Source data
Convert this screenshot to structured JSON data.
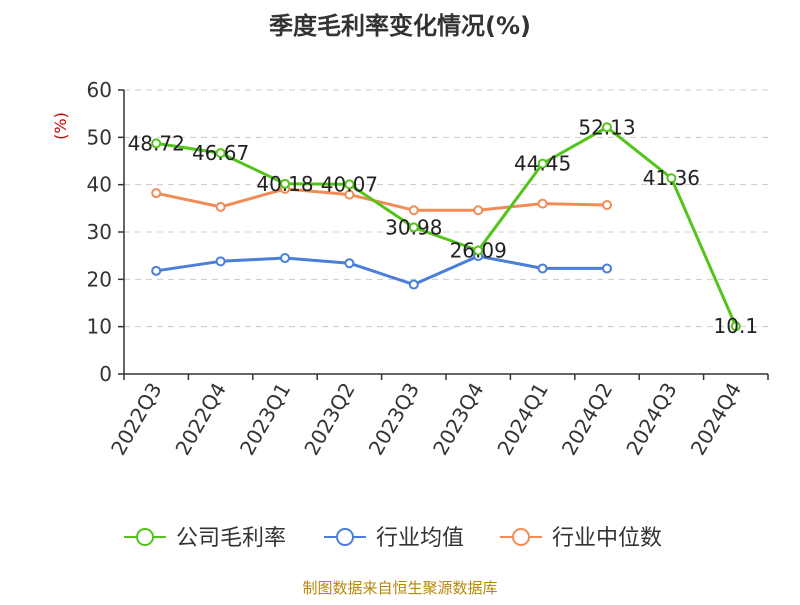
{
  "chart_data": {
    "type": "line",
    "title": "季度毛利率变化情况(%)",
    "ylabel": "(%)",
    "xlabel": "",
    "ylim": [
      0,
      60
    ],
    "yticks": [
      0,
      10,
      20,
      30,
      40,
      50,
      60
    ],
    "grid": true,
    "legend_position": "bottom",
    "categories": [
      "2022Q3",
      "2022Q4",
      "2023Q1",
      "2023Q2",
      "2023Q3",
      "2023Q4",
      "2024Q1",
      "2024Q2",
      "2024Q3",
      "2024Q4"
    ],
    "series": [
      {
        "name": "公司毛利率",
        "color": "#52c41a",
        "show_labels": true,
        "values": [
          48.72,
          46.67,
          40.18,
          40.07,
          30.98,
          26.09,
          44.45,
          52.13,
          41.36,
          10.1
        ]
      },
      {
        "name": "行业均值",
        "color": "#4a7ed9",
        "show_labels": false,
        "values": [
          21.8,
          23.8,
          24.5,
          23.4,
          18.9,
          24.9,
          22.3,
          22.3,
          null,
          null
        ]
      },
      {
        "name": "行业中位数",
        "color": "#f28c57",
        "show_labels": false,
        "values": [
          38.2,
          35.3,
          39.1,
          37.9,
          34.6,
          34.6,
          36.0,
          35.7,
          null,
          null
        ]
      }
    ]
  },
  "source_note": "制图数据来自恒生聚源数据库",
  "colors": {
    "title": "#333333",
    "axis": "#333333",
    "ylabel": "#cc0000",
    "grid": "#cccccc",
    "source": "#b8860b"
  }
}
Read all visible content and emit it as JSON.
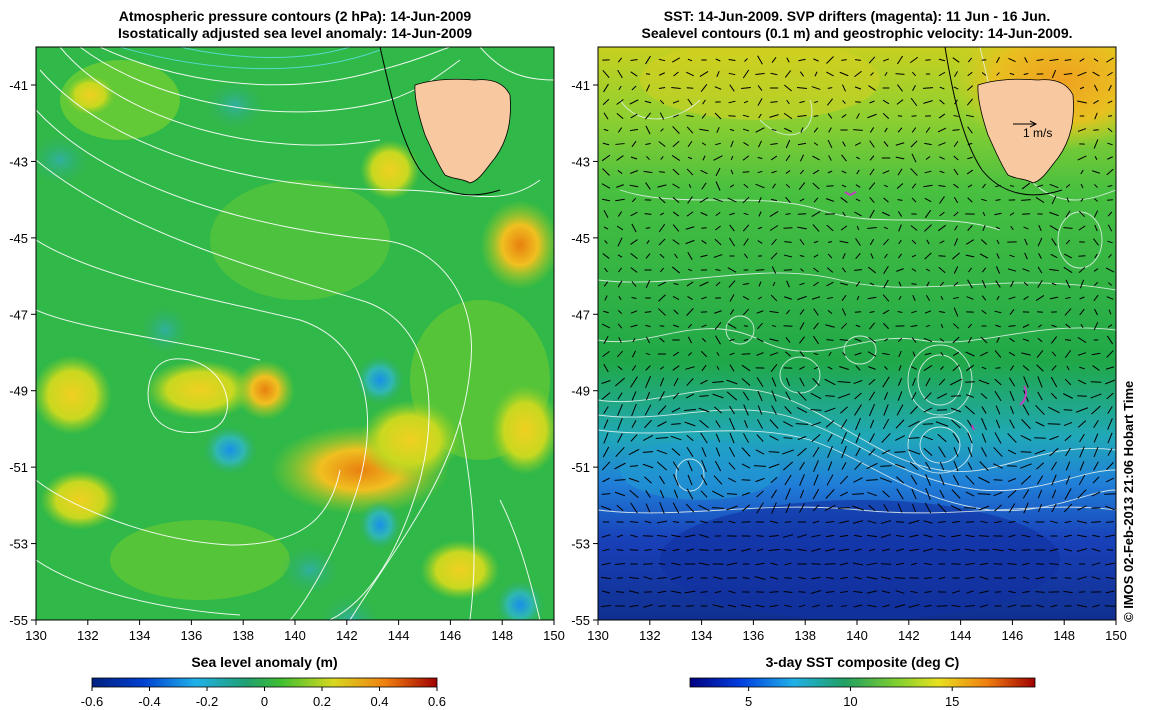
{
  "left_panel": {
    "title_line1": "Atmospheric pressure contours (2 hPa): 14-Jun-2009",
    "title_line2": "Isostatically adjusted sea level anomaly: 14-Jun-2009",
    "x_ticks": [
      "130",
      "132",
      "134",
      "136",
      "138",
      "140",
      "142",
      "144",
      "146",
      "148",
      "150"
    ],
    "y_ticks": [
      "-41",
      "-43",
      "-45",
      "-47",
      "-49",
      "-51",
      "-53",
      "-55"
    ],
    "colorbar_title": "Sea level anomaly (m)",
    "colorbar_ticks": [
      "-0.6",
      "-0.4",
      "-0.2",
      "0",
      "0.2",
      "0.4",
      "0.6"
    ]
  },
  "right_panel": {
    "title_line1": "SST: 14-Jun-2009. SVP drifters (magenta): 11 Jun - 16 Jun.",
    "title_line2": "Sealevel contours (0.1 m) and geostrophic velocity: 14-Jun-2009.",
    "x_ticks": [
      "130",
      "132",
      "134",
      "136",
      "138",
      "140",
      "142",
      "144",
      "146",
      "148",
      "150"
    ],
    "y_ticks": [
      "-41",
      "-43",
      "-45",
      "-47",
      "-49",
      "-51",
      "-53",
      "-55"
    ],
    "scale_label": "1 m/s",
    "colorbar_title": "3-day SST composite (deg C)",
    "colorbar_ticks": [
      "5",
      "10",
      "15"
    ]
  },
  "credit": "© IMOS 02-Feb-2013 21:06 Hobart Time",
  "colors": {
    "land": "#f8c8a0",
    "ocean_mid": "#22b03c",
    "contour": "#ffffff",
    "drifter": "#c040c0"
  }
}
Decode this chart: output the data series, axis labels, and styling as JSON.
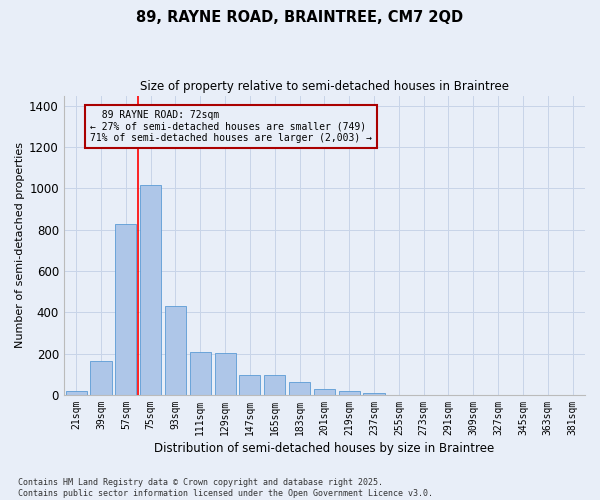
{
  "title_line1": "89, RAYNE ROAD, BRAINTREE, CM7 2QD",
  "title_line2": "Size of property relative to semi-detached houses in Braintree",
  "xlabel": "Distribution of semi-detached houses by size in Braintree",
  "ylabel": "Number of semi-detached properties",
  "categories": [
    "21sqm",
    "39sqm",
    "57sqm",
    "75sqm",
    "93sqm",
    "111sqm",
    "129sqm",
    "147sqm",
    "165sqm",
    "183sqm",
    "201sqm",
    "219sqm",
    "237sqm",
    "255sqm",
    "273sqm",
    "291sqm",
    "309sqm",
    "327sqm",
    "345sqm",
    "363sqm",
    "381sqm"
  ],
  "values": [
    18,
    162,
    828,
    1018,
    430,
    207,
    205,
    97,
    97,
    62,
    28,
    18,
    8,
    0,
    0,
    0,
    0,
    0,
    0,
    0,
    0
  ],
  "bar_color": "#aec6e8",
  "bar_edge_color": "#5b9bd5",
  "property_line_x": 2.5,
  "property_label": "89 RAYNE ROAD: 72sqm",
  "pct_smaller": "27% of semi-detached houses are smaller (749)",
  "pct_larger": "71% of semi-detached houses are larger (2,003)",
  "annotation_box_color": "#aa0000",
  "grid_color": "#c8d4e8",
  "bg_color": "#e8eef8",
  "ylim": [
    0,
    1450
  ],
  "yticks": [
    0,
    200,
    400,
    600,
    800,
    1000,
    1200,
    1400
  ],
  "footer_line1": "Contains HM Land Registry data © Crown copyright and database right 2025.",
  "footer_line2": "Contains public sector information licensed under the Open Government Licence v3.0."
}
==
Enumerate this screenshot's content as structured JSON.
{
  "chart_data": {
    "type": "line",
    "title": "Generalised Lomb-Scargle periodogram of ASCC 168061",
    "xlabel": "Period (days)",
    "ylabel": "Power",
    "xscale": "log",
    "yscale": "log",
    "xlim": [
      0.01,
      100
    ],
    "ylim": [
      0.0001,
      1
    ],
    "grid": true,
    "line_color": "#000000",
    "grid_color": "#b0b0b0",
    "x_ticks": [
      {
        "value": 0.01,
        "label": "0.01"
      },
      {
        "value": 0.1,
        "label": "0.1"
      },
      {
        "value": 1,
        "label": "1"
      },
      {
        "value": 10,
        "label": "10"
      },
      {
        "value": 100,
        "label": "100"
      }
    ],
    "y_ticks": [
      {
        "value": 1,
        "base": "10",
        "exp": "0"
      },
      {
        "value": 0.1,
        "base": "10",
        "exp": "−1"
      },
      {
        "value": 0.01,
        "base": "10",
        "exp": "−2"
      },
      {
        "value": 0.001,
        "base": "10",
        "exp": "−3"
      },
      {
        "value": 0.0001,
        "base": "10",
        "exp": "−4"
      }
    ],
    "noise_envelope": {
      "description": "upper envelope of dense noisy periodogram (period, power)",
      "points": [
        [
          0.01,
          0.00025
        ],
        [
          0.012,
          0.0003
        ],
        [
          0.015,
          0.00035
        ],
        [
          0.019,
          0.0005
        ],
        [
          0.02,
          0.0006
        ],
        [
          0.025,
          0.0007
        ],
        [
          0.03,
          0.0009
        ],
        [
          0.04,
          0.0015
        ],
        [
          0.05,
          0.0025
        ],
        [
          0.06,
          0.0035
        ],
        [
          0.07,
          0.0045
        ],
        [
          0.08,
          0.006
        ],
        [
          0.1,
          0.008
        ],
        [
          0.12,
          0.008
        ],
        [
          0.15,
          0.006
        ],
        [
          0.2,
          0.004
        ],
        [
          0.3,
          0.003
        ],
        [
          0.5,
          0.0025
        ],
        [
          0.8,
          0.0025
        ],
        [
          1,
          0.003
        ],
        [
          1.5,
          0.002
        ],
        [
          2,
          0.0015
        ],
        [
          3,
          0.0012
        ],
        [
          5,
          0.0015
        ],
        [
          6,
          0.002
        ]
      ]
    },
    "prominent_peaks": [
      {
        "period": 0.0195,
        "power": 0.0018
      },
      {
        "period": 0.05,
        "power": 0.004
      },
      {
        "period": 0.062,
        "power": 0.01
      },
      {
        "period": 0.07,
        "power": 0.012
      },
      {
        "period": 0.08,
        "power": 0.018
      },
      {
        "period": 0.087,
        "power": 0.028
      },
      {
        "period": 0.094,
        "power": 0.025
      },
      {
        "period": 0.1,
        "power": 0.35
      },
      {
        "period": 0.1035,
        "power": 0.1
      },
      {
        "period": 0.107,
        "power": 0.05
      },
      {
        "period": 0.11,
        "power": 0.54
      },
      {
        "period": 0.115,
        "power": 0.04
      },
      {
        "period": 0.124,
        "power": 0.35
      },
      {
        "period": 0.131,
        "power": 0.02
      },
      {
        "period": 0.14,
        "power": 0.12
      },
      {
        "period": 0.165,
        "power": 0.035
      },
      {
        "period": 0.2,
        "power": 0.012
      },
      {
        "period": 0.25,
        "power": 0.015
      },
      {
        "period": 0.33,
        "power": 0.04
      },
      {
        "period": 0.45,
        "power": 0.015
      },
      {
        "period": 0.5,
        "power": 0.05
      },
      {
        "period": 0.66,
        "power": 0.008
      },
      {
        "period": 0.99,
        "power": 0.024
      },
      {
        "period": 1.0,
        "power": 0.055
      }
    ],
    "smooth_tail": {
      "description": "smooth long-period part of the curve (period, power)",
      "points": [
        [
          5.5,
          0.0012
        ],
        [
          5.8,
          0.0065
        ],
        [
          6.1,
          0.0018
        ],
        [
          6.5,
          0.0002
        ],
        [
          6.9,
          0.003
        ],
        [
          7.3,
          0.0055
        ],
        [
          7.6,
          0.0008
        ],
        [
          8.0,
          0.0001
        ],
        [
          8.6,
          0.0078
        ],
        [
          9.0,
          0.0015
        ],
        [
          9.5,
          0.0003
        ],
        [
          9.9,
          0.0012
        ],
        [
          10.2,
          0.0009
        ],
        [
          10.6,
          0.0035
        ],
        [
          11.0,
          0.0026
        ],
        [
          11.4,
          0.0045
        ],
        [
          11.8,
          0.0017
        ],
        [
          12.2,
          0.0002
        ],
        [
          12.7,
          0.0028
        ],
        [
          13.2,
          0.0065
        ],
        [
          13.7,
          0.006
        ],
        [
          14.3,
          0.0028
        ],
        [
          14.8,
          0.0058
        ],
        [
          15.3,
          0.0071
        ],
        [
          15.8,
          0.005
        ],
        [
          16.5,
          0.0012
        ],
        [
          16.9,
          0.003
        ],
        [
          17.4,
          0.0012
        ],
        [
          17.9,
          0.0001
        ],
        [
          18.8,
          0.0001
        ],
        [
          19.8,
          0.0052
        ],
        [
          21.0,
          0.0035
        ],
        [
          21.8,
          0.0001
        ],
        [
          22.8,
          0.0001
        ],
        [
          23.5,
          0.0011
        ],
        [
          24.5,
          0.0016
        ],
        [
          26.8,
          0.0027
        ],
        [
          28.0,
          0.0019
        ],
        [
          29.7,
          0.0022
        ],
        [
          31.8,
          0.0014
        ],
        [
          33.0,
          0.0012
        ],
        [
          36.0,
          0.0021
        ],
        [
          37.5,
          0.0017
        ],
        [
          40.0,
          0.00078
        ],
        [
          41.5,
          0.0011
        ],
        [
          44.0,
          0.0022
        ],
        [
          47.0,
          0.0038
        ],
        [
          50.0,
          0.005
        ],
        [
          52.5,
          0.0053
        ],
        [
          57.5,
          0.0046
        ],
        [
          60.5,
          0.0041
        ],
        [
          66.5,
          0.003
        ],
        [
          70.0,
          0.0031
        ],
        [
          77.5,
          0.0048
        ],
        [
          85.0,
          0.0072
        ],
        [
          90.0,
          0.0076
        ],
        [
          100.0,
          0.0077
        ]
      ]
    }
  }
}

Exercise description
Reply with one number only: the count of lines in the entries that contain "axis".

Answer
2